◆ **Extrait choisi**:
************
Autorisés par le sénat, les consuls L. Octavius et C. Cotta avaient affermé à Rome les dîmes de vin, d’huile et de menues récoltes que les questeurs, avant vous, affermaient en Sicile, et à ce sujet ils avaient porté la loi qu’ils jugeaient convenable. Lorsqu’on renouvela le bail, les fermiers publics demandèrent qu’on ajoutât quelque chose à la loi, et que toutefois on ne s’écartât point des autres lois des censeurs. Cette demande fut contredite par quelqu’un qui se trouvait alors à Rome, par votre hôte, Verrès, oui, par votre hôte et votre ami, Sthénius de Thermes, ici présent. Les consuls examinèrent la chose. Ayant appelé, pour la délibération, plusieurs citoyens distingués et illustres, ils prononcèrent, de l’avis du conseil, qu’on affermerait d’après la loi d’Hiéron.
************
◆ **Lignes de données**:
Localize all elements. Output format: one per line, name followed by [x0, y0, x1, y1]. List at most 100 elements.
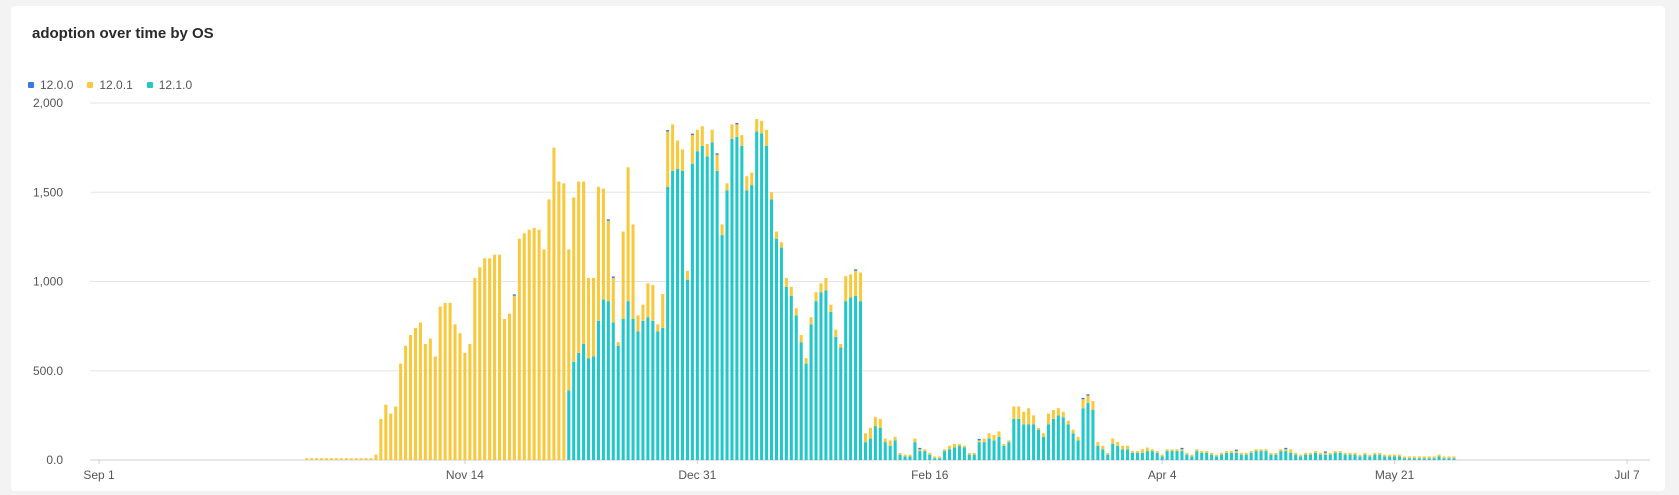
************
◆ **Consigne**:
Répondez aux questions suivantes d'après l'extrait choisi sur l'affermage des dîmes :
(a) Quels consuls avaient affermé les dîmes à Rome ?
(b) Qui s'opposa à la demande des fermiers publics ?
(c) D'après quelle loi les consuls décidèrent-ils qu'on affermerait ?

◆ **Réponse**:
(a) L. Octavius et C. Cotta.
(b) Sthénius de Thermes, l'hôte et l'ami de Verrès.
(c) D'après la loi d'Hiéron.